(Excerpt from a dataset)
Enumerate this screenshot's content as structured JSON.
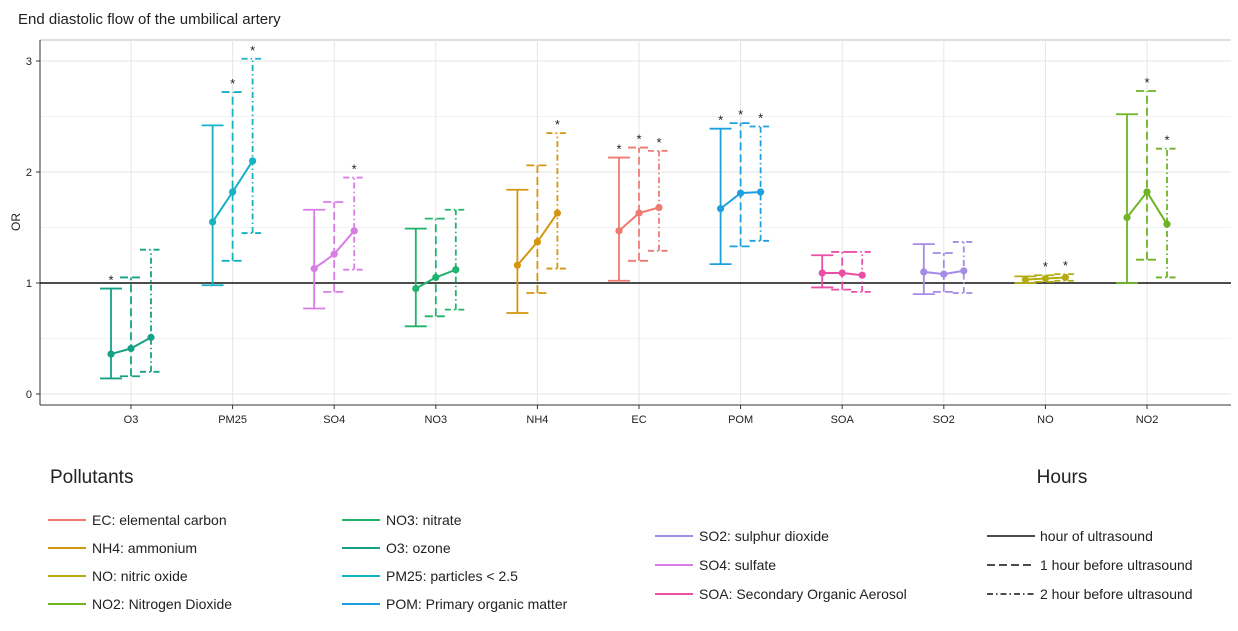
{
  "chart_data": {
    "type": "scatter",
    "title": "End diastolic flow of the umbilical artery",
    "ylabel": "OR",
    "xlabel": "",
    "ylim": [
      0,
      3.2
    ],
    "yticks": [
      0,
      1,
      2,
      3
    ],
    "reference_line": 1,
    "grid": true,
    "categories": [
      "O3",
      "PM25",
      "SO4",
      "NO3",
      "NH4",
      "EC",
      "POM",
      "SOA",
      "SO2",
      "NO",
      "NO2"
    ],
    "hours_labels": [
      "hour of ultrasound",
      "1 hour before ultrasound",
      "2 hour before ultrasound"
    ],
    "estimates": [
      {
        "category": "O3",
        "color": "#16a085",
        "points": [
          {
            "or": 0.36,
            "lo": 0.14,
            "hi": 0.95,
            "sig": true
          },
          {
            "or": 0.41,
            "lo": 0.16,
            "hi": 1.05,
            "sig": false
          },
          {
            "or": 0.51,
            "lo": 0.2,
            "hi": 1.3,
            "sig": false
          }
        ]
      },
      {
        "category": "PM25",
        "color": "#17b1c4",
        "points": [
          {
            "or": 1.55,
            "lo": 0.98,
            "hi": 2.42,
            "sig": false
          },
          {
            "or": 1.82,
            "lo": 1.2,
            "hi": 2.72,
            "sig": true
          },
          {
            "or": 2.1,
            "lo": 1.45,
            "hi": 3.02,
            "sig": true
          }
        ]
      },
      {
        "category": "SO4",
        "color": "#d97ce6",
        "points": [
          {
            "or": 1.13,
            "lo": 0.77,
            "hi": 1.66,
            "sig": false
          },
          {
            "or": 1.26,
            "lo": 0.92,
            "hi": 1.73,
            "sig": false
          },
          {
            "or": 1.47,
            "lo": 1.12,
            "hi": 1.95,
            "sig": true
          }
        ]
      },
      {
        "category": "NO3",
        "color": "#1fb36b",
        "points": [
          {
            "or": 0.95,
            "lo": 0.61,
            "hi": 1.49,
            "sig": false
          },
          {
            "or": 1.05,
            "lo": 0.7,
            "hi": 1.58,
            "sig": false
          },
          {
            "or": 1.12,
            "lo": 0.76,
            "hi": 1.66,
            "sig": false
          }
        ]
      },
      {
        "category": "NH4",
        "color": "#d4950f",
        "points": [
          {
            "or": 1.16,
            "lo": 0.73,
            "hi": 1.84,
            "sig": false
          },
          {
            "or": 1.37,
            "lo": 0.91,
            "hi": 2.06,
            "sig": false
          },
          {
            "or": 1.63,
            "lo": 1.13,
            "hi": 2.35,
            "sig": true
          }
        ]
      },
      {
        "category": "EC",
        "color": "#ee7a72",
        "points": [
          {
            "or": 1.47,
            "lo": 1.02,
            "hi": 2.13,
            "sig": true
          },
          {
            "or": 1.63,
            "lo": 1.2,
            "hi": 2.22,
            "sig": true
          },
          {
            "or": 1.68,
            "lo": 1.29,
            "hi": 2.19,
            "sig": true
          }
        ]
      },
      {
        "category": "POM",
        "color": "#1ea0e0",
        "points": [
          {
            "or": 1.67,
            "lo": 1.17,
            "hi": 2.39,
            "sig": true
          },
          {
            "or": 1.81,
            "lo": 1.33,
            "hi": 2.44,
            "sig": true
          },
          {
            "or": 1.82,
            "lo": 1.38,
            "hi": 2.41,
            "sig": true
          }
        ]
      },
      {
        "category": "SOA",
        "color": "#ea4fa6",
        "points": [
          {
            "or": 1.09,
            "lo": 0.96,
            "hi": 1.25,
            "sig": false
          },
          {
            "or": 1.09,
            "lo": 0.94,
            "hi": 1.28,
            "sig": false
          },
          {
            "or": 1.07,
            "lo": 0.92,
            "hi": 1.28,
            "sig": false
          }
        ]
      },
      {
        "category": "SO2",
        "color": "#a38be6",
        "points": [
          {
            "or": 1.1,
            "lo": 0.9,
            "hi": 1.35,
            "sig": false
          },
          {
            "or": 1.08,
            "lo": 0.92,
            "hi": 1.27,
            "sig": false
          },
          {
            "or": 1.11,
            "lo": 0.91,
            "hi": 1.37,
            "sig": false
          }
        ]
      },
      {
        "category": "NO",
        "color": "#b5ac14",
        "points": [
          {
            "or": 1.03,
            "lo": 1.0,
            "hi": 1.06,
            "sig": false
          },
          {
            "or": 1.04,
            "lo": 1.01,
            "hi": 1.07,
            "sig": true
          },
          {
            "or": 1.05,
            "lo": 1.02,
            "hi": 1.08,
            "sig": true
          }
        ]
      },
      {
        "category": "NO2",
        "color": "#6eb324",
        "points": [
          {
            "or": 1.59,
            "lo": 1.0,
            "hi": 2.52,
            "sig": false
          },
          {
            "or": 1.82,
            "lo": 1.21,
            "hi": 2.73,
            "sig": true
          },
          {
            "or": 1.53,
            "lo": 1.05,
            "hi": 2.21,
            "sig": true
          }
        ]
      }
    ],
    "legend": {
      "pollutants_title": "Pollutants",
      "hours_title": "Hours",
      "pollutants": [
        {
          "label": "EC: elemental carbon",
          "color": "#ee7a72"
        },
        {
          "label": "NH4: ammonium",
          "color": "#d4950f"
        },
        {
          "label": "NO: nitric oxide",
          "color": "#b5ac14"
        },
        {
          "label": "NO2: Nitrogen Dioxide",
          "color": "#6eb324"
        },
        {
          "label": "NO3: nitrate",
          "color": "#1fb36b"
        },
        {
          "label": "O3: ozone",
          "color": "#16a085"
        },
        {
          "label": "PM25: particles < 2.5",
          "color": "#17b1c4"
        },
        {
          "label": "POM: Primary organic matter",
          "color": "#1ea0e0"
        },
        {
          "label": "SO2: sulphur dioxide",
          "color": "#a38be6"
        },
        {
          "label": "SO4: sulfate",
          "color": "#d97ce6"
        },
        {
          "label": "SOA: Secondary Organic Aerosol",
          "color": "#ea4fa6"
        }
      ],
      "hours": [
        {
          "label": "hour of ultrasound",
          "dash": "solid"
        },
        {
          "label": "1 hour before ultrasound",
          "dash": "dashed"
        },
        {
          "label": "2 hour before ultrasound",
          "dash": "dotdash"
        }
      ]
    }
  }
}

#### Work to complete
Copy the whole of the material above exactly, but not its images.

#### Answer below
Enumerate this screenshot's content as structured JSON.
{
  "chart_data": {
    "type": "scatter",
    "title": "End diastolic flow of the umbilical artery",
    "ylabel": "OR",
    "xlabel": "",
    "ylim": [
      0,
      3.2
    ],
    "yticks": [
      0,
      1,
      2,
      3
    ],
    "reference_line": 1,
    "grid": true,
    "categories": [
      "O3",
      "PM25",
      "SO4",
      "NO3",
      "NH4",
      "EC",
      "POM",
      "SOA",
      "SO2",
      "NO",
      "NO2"
    ],
    "hours_labels": [
      "hour of ultrasound",
      "1 hour before ultrasound",
      "2 hour before ultrasound"
    ],
    "estimates": [
      {
        "category": "O3",
        "color": "#16a085",
        "points": [
          {
            "or": 0.36,
            "lo": 0.14,
            "hi": 0.95,
            "sig": true
          },
          {
            "or": 0.41,
            "lo": 0.16,
            "hi": 1.05,
            "sig": false
          },
          {
            "or": 0.51,
            "lo": 0.2,
            "hi": 1.3,
            "sig": false
          }
        ]
      },
      {
        "category": "PM25",
        "color": "#17b1c4",
        "points": [
          {
            "or": 1.55,
            "lo": 0.98,
            "hi": 2.42,
            "sig": false
          },
          {
            "or": 1.82,
            "lo": 1.2,
            "hi": 2.72,
            "sig": true
          },
          {
            "or": 2.1,
            "lo": 1.45,
            "hi": 3.02,
            "sig": true
          }
        ]
      },
      {
        "category": "SO4",
        "color": "#d97ce6",
        "points": [
          {
            "or": 1.13,
            "lo": 0.77,
            "hi": 1.66,
            "sig": false
          },
          {
            "or": 1.26,
            "lo": 0.92,
            "hi": 1.73,
            "sig": false
          },
          {
            "or": 1.47,
            "lo": 1.12,
            "hi": 1.95,
            "sig": true
          }
        ]
      },
      {
        "category": "NO3",
        "color": "#1fb36b",
        "points": [
          {
            "or": 0.95,
            "lo": 0.61,
            "hi": 1.49,
            "sig": false
          },
          {
            "or": 1.05,
            "lo": 0.7,
            "hi": 1.58,
            "sig": false
          },
          {
            "or": 1.12,
            "lo": 0.76,
            "hi": 1.66,
            "sig": false
          }
        ]
      },
      {
        "category": "NH4",
        "color": "#d4950f",
        "points": [
          {
            "or": 1.16,
            "lo": 0.73,
            "hi": 1.84,
            "sig": false
          },
          {
            "or": 1.37,
            "lo": 0.91,
            "hi": 2.06,
            "sig": false
          },
          {
            "or": 1.63,
            "lo": 1.13,
            "hi": 2.35,
            "sig": true
          }
        ]
      },
      {
        "category": "EC",
        "color": "#ee7a72",
        "points": [
          {
            "or": 1.47,
            "lo": 1.02,
            "hi": 2.13,
            "sig": true
          },
          {
            "or": 1.63,
            "lo": 1.2,
            "hi": 2.22,
            "sig": true
          },
          {
            "or": 1.68,
            "lo": 1.29,
            "hi": 2.19,
            "sig": true
          }
        ]
      },
      {
        "category": "POM",
        "color": "#1ea0e0",
        "points": [
          {
            "or": 1.67,
            "lo": 1.17,
            "hi": 2.39,
            "sig": true
          },
          {
            "or": 1.81,
            "lo": 1.33,
            "hi": 2.44,
            "sig": true
          },
          {
            "or": 1.82,
            "lo": 1.38,
            "hi": 2.41,
            "sig": true
          }
        ]
      },
      {
        "category": "SOA",
        "color": "#ea4fa6",
        "points": [
          {
            "or": 1.09,
            "lo": 0.96,
            "hi": 1.25,
            "sig": false
          },
          {
            "or": 1.09,
            "lo": 0.94,
            "hi": 1.28,
            "sig": false
          },
          {
            "or": 1.07,
            "lo": 0.92,
            "hi": 1.28,
            "sig": false
          }
        ]
      },
      {
        "category": "SO2",
        "color": "#a38be6",
        "points": [
          {
            "or": 1.1,
            "lo": 0.9,
            "hi": 1.35,
            "sig": false
          },
          {
            "or": 1.08,
            "lo": 0.92,
            "hi": 1.27,
            "sig": false
          },
          {
            "or": 1.11,
            "lo": 0.91,
            "hi": 1.37,
            "sig": false
          }
        ]
      },
      {
        "category": "NO",
        "color": "#b5ac14",
        "points": [
          {
            "or": 1.03,
            "lo": 1.0,
            "hi": 1.06,
            "sig": false
          },
          {
            "or": 1.04,
            "lo": 1.01,
            "hi": 1.07,
            "sig": true
          },
          {
            "or": 1.05,
            "lo": 1.02,
            "hi": 1.08,
            "sig": true
          }
        ]
      },
      {
        "category": "NO2",
        "color": "#6eb324",
        "points": [
          {
            "or": 1.59,
            "lo": 1.0,
            "hi": 2.52,
            "sig": false
          },
          {
            "or": 1.82,
            "lo": 1.21,
            "hi": 2.73,
            "sig": true
          },
          {
            "or": 1.53,
            "lo": 1.05,
            "hi": 2.21,
            "sig": true
          }
        ]
      }
    ],
    "legend": {
      "pollutants_title": "Pollutants",
      "hours_title": "Hours",
      "pollutants": [
        {
          "label": "EC: elemental carbon",
          "color": "#ee7a72"
        },
        {
          "label": "NH4: ammonium",
          "color": "#d4950f"
        },
        {
          "label": "NO: nitric oxide",
          "color": "#b5ac14"
        },
        {
          "label": "NO2: Nitrogen Dioxide",
          "color": "#6eb324"
        },
        {
          "label": "NO3: nitrate",
          "color": "#1fb36b"
        },
        {
          "label": "O3: ozone",
          "color": "#16a085"
        },
        {
          "label": "PM25: particles < 2.5",
          "color": "#17b1c4"
        },
        {
          "label": "POM: Primary organic matter",
          "color": "#1ea0e0"
        },
        {
          "label": "SO2: sulphur dioxide",
          "color": "#a38be6"
        },
        {
          "label": "SO4: sulfate",
          "color": "#d97ce6"
        },
        {
          "label": "SOA: Secondary Organic Aerosol",
          "color": "#ea4fa6"
        }
      ],
      "hours": [
        {
          "label": "hour of ultrasound",
          "dash": "solid"
        },
        {
          "label": "1 hour before ultrasound",
          "dash": "dashed"
        },
        {
          "label": "2 hour before ultrasound",
          "dash": "dotdash"
        }
      ]
    }
  }
}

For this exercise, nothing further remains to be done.